> _PROBLEM DESCRIPTION_
Could you write out every record below exactly, leaving out any pictures?

[A block of data]
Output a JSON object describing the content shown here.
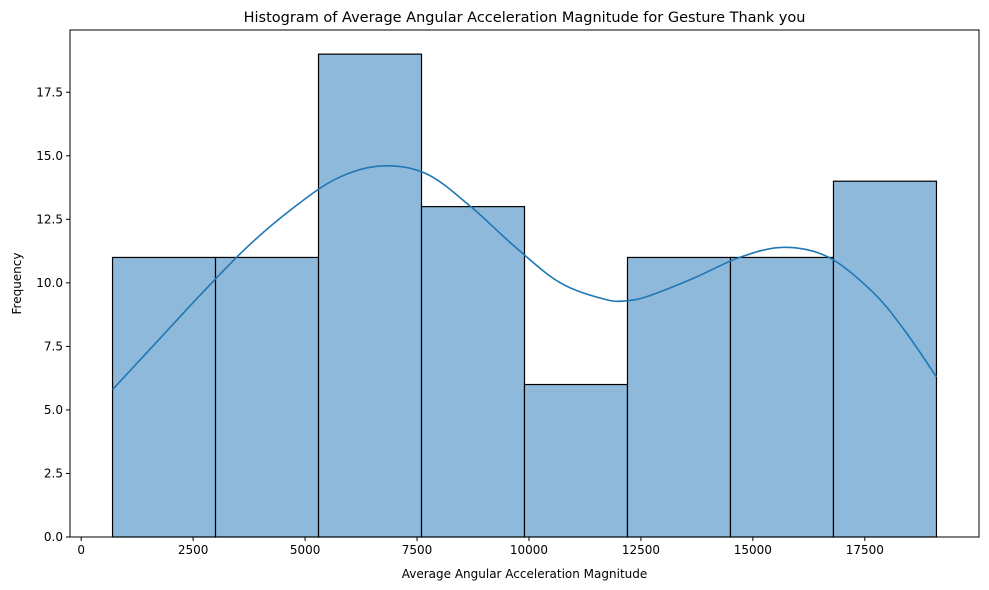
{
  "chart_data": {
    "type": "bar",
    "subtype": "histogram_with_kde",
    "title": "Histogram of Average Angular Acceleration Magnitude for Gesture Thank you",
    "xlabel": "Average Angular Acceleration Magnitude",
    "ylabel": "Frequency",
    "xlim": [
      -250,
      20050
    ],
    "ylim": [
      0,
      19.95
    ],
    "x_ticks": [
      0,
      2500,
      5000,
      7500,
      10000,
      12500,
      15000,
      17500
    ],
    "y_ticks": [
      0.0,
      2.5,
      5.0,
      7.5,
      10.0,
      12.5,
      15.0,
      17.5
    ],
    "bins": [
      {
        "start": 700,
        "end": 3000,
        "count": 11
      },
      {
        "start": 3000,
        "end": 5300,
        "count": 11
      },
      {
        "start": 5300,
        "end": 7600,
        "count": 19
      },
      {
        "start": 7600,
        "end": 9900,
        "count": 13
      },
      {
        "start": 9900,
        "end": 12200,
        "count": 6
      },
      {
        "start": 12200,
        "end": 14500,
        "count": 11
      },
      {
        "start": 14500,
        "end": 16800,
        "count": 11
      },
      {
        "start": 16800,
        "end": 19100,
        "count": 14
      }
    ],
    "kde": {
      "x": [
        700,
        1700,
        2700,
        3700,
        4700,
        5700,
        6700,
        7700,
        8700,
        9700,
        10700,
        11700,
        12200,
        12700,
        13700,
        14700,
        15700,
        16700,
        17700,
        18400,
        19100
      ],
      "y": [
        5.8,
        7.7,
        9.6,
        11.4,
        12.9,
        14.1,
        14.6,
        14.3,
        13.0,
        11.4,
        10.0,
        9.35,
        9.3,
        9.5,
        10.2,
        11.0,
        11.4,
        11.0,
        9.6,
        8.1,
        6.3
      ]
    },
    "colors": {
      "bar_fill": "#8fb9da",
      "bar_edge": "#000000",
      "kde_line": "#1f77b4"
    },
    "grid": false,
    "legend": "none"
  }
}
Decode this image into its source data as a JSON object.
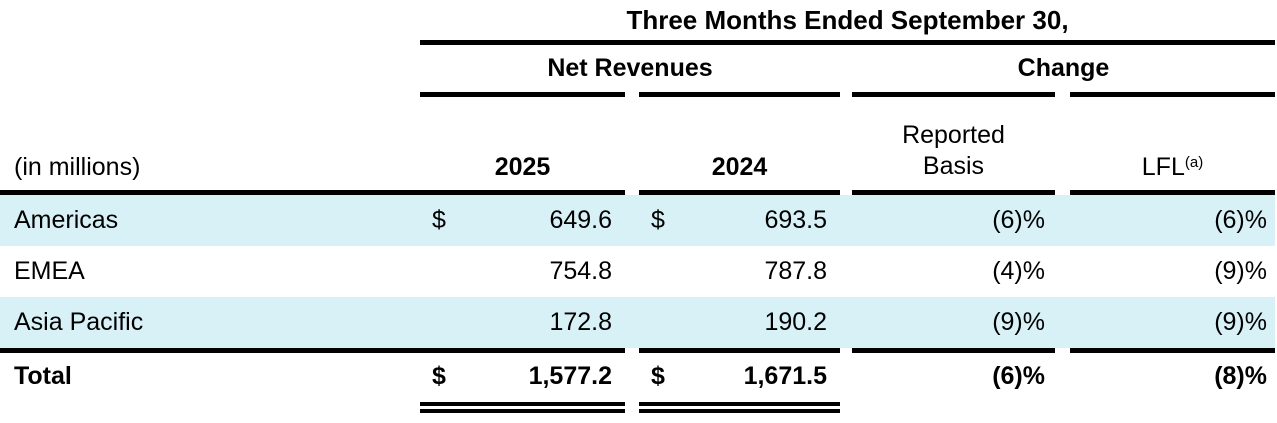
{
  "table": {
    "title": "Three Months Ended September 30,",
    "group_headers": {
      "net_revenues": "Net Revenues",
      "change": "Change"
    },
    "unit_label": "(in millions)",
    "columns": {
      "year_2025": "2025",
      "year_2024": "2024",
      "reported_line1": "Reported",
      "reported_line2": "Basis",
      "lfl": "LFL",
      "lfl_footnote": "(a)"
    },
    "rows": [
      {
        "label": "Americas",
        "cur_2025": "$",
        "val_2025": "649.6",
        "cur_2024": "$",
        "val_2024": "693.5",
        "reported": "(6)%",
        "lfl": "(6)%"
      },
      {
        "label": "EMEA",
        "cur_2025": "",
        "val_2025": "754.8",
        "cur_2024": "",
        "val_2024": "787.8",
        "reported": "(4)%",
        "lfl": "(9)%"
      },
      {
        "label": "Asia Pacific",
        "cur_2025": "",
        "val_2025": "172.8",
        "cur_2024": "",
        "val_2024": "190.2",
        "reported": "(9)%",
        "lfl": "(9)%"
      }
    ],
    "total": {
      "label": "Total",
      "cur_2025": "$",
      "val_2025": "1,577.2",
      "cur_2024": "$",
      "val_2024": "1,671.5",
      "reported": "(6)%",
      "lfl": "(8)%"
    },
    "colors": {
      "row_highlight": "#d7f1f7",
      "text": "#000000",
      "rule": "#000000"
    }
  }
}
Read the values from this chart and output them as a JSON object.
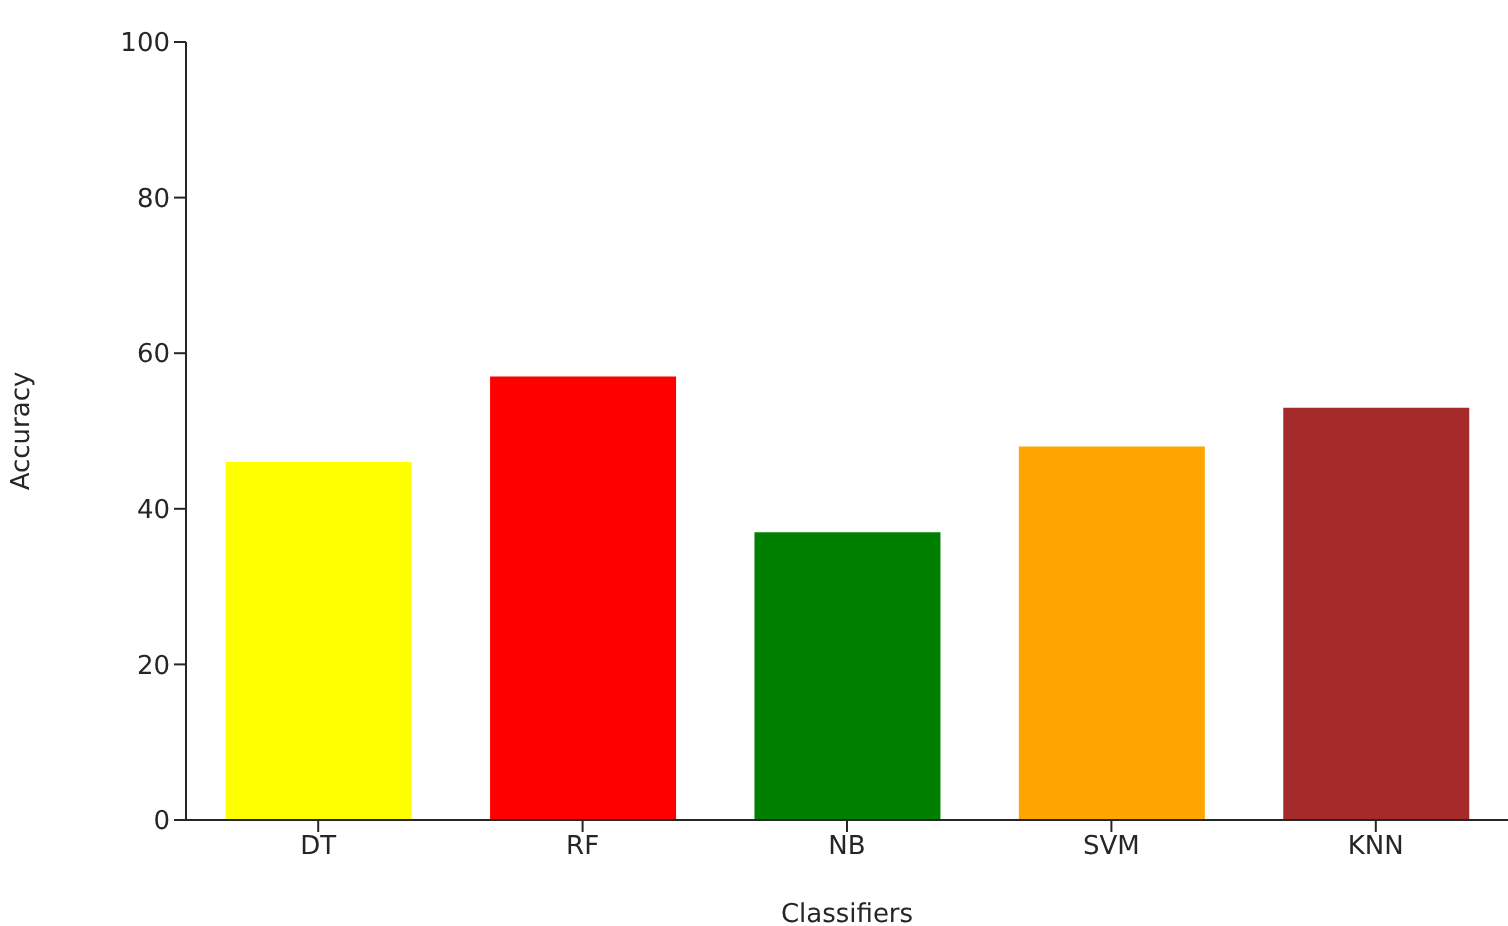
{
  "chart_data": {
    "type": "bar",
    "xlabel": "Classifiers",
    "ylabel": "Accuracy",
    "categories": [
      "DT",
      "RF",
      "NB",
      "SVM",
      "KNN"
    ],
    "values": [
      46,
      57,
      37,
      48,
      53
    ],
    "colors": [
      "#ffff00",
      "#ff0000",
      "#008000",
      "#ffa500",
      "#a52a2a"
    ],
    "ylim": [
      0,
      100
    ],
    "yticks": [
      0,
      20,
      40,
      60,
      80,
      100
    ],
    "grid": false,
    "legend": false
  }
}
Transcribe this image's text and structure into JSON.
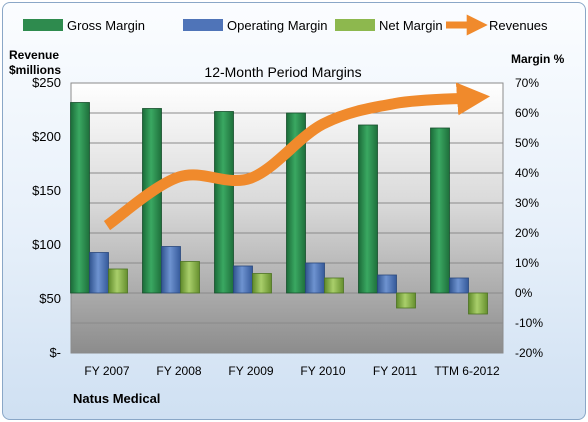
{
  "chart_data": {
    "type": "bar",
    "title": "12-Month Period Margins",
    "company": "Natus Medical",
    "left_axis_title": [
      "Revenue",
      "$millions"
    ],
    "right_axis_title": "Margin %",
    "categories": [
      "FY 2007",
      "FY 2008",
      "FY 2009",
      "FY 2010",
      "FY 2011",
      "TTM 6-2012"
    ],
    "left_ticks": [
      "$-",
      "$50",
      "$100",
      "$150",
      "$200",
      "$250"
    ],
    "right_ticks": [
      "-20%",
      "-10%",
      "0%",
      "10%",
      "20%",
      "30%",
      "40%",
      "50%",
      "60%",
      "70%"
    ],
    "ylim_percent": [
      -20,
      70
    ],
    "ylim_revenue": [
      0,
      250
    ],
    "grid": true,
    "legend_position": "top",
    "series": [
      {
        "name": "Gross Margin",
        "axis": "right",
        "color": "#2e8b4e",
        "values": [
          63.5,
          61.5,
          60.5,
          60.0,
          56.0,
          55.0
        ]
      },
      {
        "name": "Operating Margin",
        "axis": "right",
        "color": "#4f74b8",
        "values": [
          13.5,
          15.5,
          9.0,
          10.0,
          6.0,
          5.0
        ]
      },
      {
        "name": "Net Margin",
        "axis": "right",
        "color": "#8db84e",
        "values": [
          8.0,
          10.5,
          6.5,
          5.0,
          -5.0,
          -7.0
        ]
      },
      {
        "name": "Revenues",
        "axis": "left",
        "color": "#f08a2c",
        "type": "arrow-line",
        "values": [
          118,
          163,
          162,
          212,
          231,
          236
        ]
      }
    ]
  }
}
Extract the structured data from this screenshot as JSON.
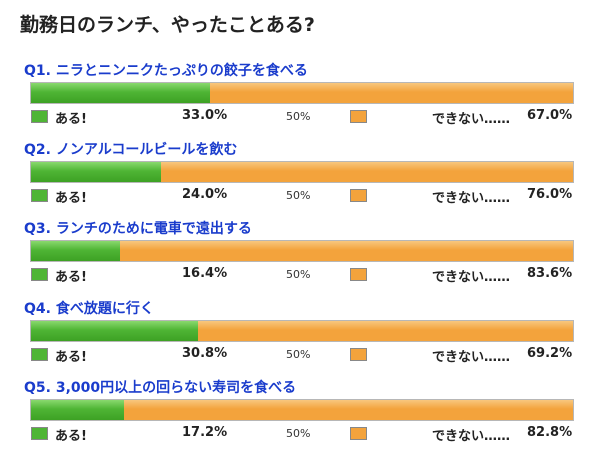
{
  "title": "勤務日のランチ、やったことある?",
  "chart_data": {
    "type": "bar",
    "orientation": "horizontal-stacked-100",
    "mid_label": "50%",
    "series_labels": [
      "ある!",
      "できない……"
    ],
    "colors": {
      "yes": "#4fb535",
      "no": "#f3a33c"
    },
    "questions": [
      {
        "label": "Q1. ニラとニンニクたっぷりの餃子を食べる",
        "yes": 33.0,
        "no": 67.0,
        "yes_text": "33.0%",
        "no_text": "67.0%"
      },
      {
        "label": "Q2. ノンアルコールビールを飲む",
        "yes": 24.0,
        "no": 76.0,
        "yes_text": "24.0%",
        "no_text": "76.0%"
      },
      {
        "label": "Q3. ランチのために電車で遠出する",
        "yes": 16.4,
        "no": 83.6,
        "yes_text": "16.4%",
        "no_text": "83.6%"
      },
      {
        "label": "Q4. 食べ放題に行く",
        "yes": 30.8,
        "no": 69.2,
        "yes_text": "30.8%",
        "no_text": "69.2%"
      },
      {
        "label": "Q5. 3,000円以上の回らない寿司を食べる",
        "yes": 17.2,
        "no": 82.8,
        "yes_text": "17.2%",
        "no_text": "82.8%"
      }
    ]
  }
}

> _SOLUTION FOR THIS PROBLEM_
Output a JSON object describing the content shown here.
{
  "chart_data": {
    "type": "bar",
    "subtype": "histogram_with_kde",
    "title": "Histogram of Average Angular Acceleration Magnitude for Gesture Thank you",
    "xlabel": "Average Angular Acceleration Magnitude",
    "ylabel": "Frequency",
    "xlim": [
      -250,
      20050
    ],
    "ylim": [
      0,
      19.95
    ],
    "x_ticks": [
      0,
      2500,
      5000,
      7500,
      10000,
      12500,
      15000,
      17500
    ],
    "y_ticks": [
      0.0,
      2.5,
      5.0,
      7.5,
      10.0,
      12.5,
      15.0,
      17.5
    ],
    "bins": [
      {
        "start": 700,
        "end": 3000,
        "count": 11
      },
      {
        "start": 3000,
        "end": 5300,
        "count": 11
      },
      {
        "start": 5300,
        "end": 7600,
        "count": 19
      },
      {
        "start": 7600,
        "end": 9900,
        "count": 13
      },
      {
        "start": 9900,
        "end": 12200,
        "count": 6
      },
      {
        "start": 12200,
        "end": 14500,
        "count": 11
      },
      {
        "start": 14500,
        "end": 16800,
        "count": 11
      },
      {
        "start": 16800,
        "end": 19100,
        "count": 14
      }
    ],
    "kde": {
      "x": [
        700,
        1700,
        2700,
        3700,
        4700,
        5700,
        6700,
        7700,
        8700,
        9700,
        10700,
        11700,
        12200,
        12700,
        13700,
        14700,
        15700,
        16700,
        17700,
        18400,
        19100
      ],
      "y": [
        5.8,
        7.7,
        9.6,
        11.4,
        12.9,
        14.1,
        14.6,
        14.3,
        13.0,
        11.4,
        10.0,
        9.35,
        9.3,
        9.5,
        10.2,
        11.0,
        11.4,
        11.0,
        9.6,
        8.1,
        6.3
      ]
    },
    "colors": {
      "bar_fill": "#8fb9da",
      "bar_edge": "#000000",
      "kde_line": "#1f77b4"
    },
    "grid": false,
    "legend": "none"
  }
}
Decode this image into its source data as a JSON object.
{
  "table": {
    "title": "Three Months Ended September 30,",
    "group_headers": {
      "net_revenues": "Net Revenues",
      "change": "Change"
    },
    "unit_label": "(in millions)",
    "columns": {
      "year_2025": "2025",
      "year_2024": "2024",
      "reported_line1": "Reported",
      "reported_line2": "Basis",
      "lfl": "LFL",
      "lfl_footnote": "(a)"
    },
    "rows": [
      {
        "label": "Americas",
        "cur_2025": "$",
        "val_2025": "649.6",
        "cur_2024": "$",
        "val_2024": "693.5",
        "reported": "(6)%",
        "lfl": "(6)%"
      },
      {
        "label": "EMEA",
        "cur_2025": "",
        "val_2025": "754.8",
        "cur_2024": "",
        "val_2024": "787.8",
        "reported": "(4)%",
        "lfl": "(9)%"
      },
      {
        "label": "Asia Pacific",
        "cur_2025": "",
        "val_2025": "172.8",
        "cur_2024": "",
        "val_2024": "190.2",
        "reported": "(9)%",
        "lfl": "(9)%"
      }
    ],
    "total": {
      "label": "Total",
      "cur_2025": "$",
      "val_2025": "1,577.2",
      "cur_2024": "$",
      "val_2024": "1,671.5",
      "reported": "(6)%",
      "lfl": "(8)%"
    },
    "colors": {
      "row_highlight": "#d7f1f7",
      "text": "#000000",
      "rule": "#000000"
    }
  }
}
Read the values from this chart and output them as a JSON object.
{
  "chart_data": {
    "type": "bar",
    "xlabel": "Classifiers",
    "ylabel": "Accuracy",
    "categories": [
      "DT",
      "RF",
      "NB",
      "SVM",
      "KNN"
    ],
    "values": [
      46,
      57,
      37,
      48,
      53
    ],
    "colors": [
      "#ffff00",
      "#ff0000",
      "#008000",
      "#ffa500",
      "#a52a2a"
    ],
    "ylim": [
      0,
      100
    ],
    "yticks": [
      0,
      20,
      40,
      60,
      80,
      100
    ],
    "grid": false,
    "legend": false
  }
}
Transcribe this image's text and structure into JSON.
{
  "chart_data": {
    "type": "bar",
    "title": "12-Month Period Margins",
    "company": "Natus Medical",
    "left_axis_title": [
      "Revenue",
      "$millions"
    ],
    "right_axis_title": "Margin %",
    "categories": [
      "FY 2007",
      "FY 2008",
      "FY 2009",
      "FY 2010",
      "FY 2011",
      "TTM 6-2012"
    ],
    "left_ticks": [
      "$-",
      "$50",
      "$100",
      "$150",
      "$200",
      "$250"
    ],
    "right_ticks": [
      "-20%",
      "-10%",
      "0%",
      "10%",
      "20%",
      "30%",
      "40%",
      "50%",
      "60%",
      "70%"
    ],
    "ylim_percent": [
      -20,
      70
    ],
    "ylim_revenue": [
      0,
      250
    ],
    "grid": true,
    "legend_position": "top",
    "series": [
      {
        "name": "Gross Margin",
        "axis": "right",
        "color": "#2e8b4e",
        "values": [
          63.5,
          61.5,
          60.5,
          60.0,
          56.0,
          55.0
        ]
      },
      {
        "name": "Operating Margin",
        "axis": "right",
        "color": "#4f74b8",
        "values": [
          13.5,
          15.5,
          9.0,
          10.0,
          6.0,
          5.0
        ]
      },
      {
        "name": "Net Margin",
        "axis": "right",
        "color": "#8db84e",
        "values": [
          8.0,
          10.5,
          6.5,
          5.0,
          -5.0,
          -7.0
        ]
      },
      {
        "name": "Revenues",
        "axis": "left",
        "color": "#f08a2c",
        "type": "arrow-line",
        "values": [
          118,
          163,
          162,
          212,
          231,
          236
        ]
      }
    ]
  }
}
Extract the structured data from this screenshot as JSON.
{
  "title": "勤務日のランチ、やったことある?",
  "chart_data": {
    "type": "bar",
    "orientation": "horizontal-stacked-100",
    "mid_label": "50%",
    "series_labels": [
      "ある!",
      "できない……"
    ],
    "colors": {
      "yes": "#4fb535",
      "no": "#f3a33c"
    },
    "questions": [
      {
        "label": "Q1. ニラとニンニクたっぷりの餃子を食べる",
        "yes": 33.0,
        "no": 67.0,
        "yes_text": "33.0%",
        "no_text": "67.0%"
      },
      {
        "label": "Q2. ノンアルコールビールを飲む",
        "yes": 24.0,
        "no": 76.0,
        "yes_text": "24.0%",
        "no_text": "76.0%"
      },
      {
        "label": "Q3. ランチのために電車で遠出する",
        "yes": 16.4,
        "no": 83.6,
        "yes_text": "16.4%",
        "no_text": "83.6%"
      },
      {
        "label": "Q4. 食べ放題に行く",
        "yes": 30.8,
        "no": 69.2,
        "yes_text": "30.8%",
        "no_text": "69.2%"
      },
      {
        "label": "Q5. 3,000円以上の回らない寿司を食べる",
        "yes": 17.2,
        "no": 82.8,
        "yes_text": "17.2%",
        "no_text": "82.8%"
      }
    ]
  }
}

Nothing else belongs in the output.